Below are some records; return each one exactly.

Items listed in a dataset
** Start **

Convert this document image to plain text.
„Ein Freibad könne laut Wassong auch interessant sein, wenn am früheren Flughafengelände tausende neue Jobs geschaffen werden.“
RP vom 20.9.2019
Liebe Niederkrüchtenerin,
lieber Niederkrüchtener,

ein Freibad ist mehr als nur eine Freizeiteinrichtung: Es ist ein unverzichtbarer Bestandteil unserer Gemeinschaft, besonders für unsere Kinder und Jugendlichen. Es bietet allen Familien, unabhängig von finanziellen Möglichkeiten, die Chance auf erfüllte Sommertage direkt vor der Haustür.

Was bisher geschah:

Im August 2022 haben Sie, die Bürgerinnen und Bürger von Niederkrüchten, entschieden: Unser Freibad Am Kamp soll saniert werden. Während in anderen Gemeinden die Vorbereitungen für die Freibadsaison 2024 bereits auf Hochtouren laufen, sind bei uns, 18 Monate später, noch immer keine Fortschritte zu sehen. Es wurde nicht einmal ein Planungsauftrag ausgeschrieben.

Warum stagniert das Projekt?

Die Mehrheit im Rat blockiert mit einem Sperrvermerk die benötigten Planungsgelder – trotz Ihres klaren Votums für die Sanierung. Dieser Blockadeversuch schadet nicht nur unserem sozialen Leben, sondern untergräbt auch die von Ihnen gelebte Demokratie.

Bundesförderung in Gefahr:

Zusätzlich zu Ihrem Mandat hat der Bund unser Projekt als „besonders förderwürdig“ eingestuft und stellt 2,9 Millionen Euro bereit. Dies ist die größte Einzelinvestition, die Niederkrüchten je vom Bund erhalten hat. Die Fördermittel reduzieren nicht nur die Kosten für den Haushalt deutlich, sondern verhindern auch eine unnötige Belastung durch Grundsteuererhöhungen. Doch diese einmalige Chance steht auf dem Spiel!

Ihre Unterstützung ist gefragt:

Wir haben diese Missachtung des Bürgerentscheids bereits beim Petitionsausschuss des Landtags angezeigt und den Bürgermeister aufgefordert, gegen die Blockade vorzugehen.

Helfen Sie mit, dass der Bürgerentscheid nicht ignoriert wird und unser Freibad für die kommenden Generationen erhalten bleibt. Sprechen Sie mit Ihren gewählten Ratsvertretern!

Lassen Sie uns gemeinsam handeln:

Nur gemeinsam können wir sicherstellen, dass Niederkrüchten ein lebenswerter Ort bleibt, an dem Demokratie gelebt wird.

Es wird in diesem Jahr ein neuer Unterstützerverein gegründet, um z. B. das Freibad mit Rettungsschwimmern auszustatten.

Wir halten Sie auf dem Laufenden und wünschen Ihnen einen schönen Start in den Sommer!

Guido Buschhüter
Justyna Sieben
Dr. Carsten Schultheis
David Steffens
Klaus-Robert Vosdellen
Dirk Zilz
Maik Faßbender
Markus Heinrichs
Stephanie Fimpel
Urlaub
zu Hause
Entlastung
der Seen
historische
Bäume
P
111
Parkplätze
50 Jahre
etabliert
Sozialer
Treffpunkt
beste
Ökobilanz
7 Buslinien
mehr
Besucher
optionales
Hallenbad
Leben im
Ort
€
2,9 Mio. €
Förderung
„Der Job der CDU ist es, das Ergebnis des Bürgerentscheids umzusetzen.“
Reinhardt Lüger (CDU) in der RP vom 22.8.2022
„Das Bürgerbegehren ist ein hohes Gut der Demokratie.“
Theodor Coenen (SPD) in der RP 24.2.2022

** End **

### The answer
Convert this document image to plain text.
„Ein Freibad könne laut Wassong auch interessant sein, wenn am früheren Flughafengelände tausende neue Jobs geschaffen werden.“
RP vom 20.9.2019
Liebe Niederkrüchtenerin,
lieber Niederkrüchtener,

ein Freibad ist mehr als nur eine Freizeiteinrichtung: Es ist ein unverzichtbarer Bestandteil unserer Gemeinschaft, besonders für unsere Kinder und Jugendlichen. Es bietet allen Familien, unabhängig von finanziellen Möglichkeiten, die Chance auf erfüllte Sommertage direkt vor der Haustür.

Was bisher geschah:

Im August 2022 haben Sie, die Bürgerinnen und Bürger von Niederkrüchten, entschieden: Unser Freibad Am Kamp soll saniert werden. Während in anderen Gemeinden die Vorbereitungen für die Freibadsaison 2024 bereits auf Hochtouren laufen, sind bei uns, 18 Monate später, noch immer keine Fortschritte zu sehen. Es wurde nicht einmal ein Planungsauftrag ausgeschrieben.

Warum stagniert das Projekt?

Die Mehrheit im Rat blockiert mit einem Sperrvermerk die benötigten Planungsgelder – trotz Ihres klaren Votums für die Sanierung. Dieser Blockadeversuch schadet nicht nur unserem sozialen Leben, sondern untergräbt auch die von Ihnen gelebte Demokratie.

Bundesförderung in Gefahr:

Zusätzlich zu Ihrem Mandat hat der Bund unser Projekt als „besonders förderwürdig“ eingestuft und stellt 2,9 Millionen Euro bereit. Dies ist die größte Einzelinvestition, die Niederkrüchten je vom Bund erhalten hat. Die Fördermittel reduzieren nicht nur die Kosten für den Haushalt deutlich, sondern verhindern auch eine unnötige Belastung durch Grundsteuererhöhungen. Doch diese einmalige Chance steht auf dem Spiel!

Ihre Unterstützung ist gefragt:

Wir haben diese Missachtung des Bürgerentscheids bereits beim Petitionsausschuss des Landtags angezeigt und den Bürgermeister aufgefordert, gegen die Blockade vorzugehen.

Helfen Sie mit, dass der Bürgerentscheid nicht ignoriert wird und unser Freibad für die kommenden Generationen erhalten bleibt. Sprechen Sie mit Ihren gewählten Ratsvertretern!

Lassen Sie uns gemeinsam handeln:

Nur gemeinsam können wir sicherstellen, dass Niederkrüchten ein lebenswerter Ort bleibt, an dem Demokratie gelebt wird.

Es wird in diesem Jahr ein neuer Unterstützerverein gegründet, um z. B. das Freibad mit Rettungsschwimmern auszustatten.

Wir halten Sie auf dem Laufenden und wünschen Ihnen einen schönen Start in den Sommer!

Guido Buschhüter
Justyna Sieben
Dr. Carsten Schultheis
David Steffens
Klaus-Robert Vosdellen
Dirk Zilz
Maik Faßbender
Markus Heinrichs
Stephanie Fimpel
Urlaub
zu Hause
Entlastung
der Seen
historische
Bäume
P
111
Parkplätze
50 Jahre
etabliert
Sozialer
Treffpunkt
beste
Ökobilanz
7 Buslinien
mehr
Besucher
optionales
Hallenbad
Leben im
Ort
€
2,9 Mio. €
Förderung
„Der Job der CDU ist es, das Ergebnis des Bürgerentscheids umzusetzen.“
Reinhardt Lüger (CDU) in der RP vom 22.8.2022
„Das Bürgerbegehren ist ein hohes Gut der Demokratie.“
Theodor Coenen (SPD) in der RP 24.2.2022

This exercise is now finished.